ACTIVITY :: Each time a line of the listing holds "vivo", copy that line.

TASK MATERIAL ::
—————

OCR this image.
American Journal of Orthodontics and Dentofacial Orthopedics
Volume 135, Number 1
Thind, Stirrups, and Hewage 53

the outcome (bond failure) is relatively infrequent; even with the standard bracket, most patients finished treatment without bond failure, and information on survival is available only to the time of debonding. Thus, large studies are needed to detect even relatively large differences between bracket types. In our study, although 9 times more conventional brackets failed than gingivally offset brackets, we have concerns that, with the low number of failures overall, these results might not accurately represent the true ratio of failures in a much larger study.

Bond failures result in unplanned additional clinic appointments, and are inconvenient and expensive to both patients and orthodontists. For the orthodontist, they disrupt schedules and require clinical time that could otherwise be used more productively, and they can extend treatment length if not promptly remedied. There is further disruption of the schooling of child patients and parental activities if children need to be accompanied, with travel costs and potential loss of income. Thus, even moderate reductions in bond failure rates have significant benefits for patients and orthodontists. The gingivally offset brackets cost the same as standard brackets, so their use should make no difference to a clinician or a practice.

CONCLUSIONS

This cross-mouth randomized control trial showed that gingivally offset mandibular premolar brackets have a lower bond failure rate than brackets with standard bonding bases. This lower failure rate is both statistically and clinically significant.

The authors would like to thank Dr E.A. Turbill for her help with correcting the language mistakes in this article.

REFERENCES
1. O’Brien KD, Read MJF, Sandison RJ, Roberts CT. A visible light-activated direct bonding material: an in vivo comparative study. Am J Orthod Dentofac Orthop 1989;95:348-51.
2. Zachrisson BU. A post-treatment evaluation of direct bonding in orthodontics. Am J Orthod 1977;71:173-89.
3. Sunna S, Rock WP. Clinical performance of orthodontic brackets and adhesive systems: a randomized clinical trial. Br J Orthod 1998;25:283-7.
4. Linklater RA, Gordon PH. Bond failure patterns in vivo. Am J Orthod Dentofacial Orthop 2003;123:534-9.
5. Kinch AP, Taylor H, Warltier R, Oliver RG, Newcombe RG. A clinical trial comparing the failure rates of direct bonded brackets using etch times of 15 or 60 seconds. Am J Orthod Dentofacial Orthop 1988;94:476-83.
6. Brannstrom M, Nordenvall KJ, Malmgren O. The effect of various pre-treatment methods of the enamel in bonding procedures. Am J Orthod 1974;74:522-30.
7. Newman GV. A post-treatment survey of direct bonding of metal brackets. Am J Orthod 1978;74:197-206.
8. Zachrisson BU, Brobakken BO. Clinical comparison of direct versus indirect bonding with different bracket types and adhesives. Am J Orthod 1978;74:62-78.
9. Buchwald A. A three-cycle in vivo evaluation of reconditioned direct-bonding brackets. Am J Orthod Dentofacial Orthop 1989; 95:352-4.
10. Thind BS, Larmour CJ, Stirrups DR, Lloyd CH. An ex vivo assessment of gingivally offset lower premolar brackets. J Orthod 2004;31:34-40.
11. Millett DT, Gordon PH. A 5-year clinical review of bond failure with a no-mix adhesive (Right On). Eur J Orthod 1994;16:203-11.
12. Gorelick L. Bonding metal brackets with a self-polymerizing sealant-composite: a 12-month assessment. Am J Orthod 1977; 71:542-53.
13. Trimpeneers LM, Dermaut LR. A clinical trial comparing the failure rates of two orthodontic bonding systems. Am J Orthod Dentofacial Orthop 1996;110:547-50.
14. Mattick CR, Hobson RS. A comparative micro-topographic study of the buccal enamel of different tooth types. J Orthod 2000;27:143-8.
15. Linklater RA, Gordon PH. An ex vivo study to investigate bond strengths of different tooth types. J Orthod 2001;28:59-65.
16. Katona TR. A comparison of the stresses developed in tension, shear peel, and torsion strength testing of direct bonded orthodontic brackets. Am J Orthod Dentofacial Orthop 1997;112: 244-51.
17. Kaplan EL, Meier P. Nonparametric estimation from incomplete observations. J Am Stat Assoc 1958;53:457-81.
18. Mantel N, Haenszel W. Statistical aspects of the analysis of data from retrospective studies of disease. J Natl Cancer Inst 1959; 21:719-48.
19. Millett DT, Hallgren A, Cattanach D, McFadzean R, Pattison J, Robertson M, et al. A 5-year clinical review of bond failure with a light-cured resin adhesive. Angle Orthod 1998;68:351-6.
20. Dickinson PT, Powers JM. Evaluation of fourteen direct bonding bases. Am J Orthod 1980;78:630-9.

—————

COMPLETED EXERCISE ::
1. O’Brien KD, Read MJF, Sandison RJ, Roberts CT. A visible light-activated direct bonding material: an in vivo comparative study. Am J Orthod Dentofac Orthop 1989;95:348-51.
4. Linklater RA, Gordon PH. Bond failure patterns in vivo. Am J Orthod Dentofacial Orthop 2003;123:534-9.
9. Buchwald A. A three-cycle in vivo evaluation of reconditioned direct-bonding brackets. Am J Orthod Dentofacial Orthop 1989; 95:352-4.
10. Thind BS, Larmour CJ, Stirrups DR, Lloyd CH. An ex vivo assessment of gingivally offset lower premolar brackets. J Orthod 2004;31:34-40.
15. Linklater RA, Gordon PH. An ex vivo study to investigate bond strengths of different tooth types. J Orthod 2001;28:59-65.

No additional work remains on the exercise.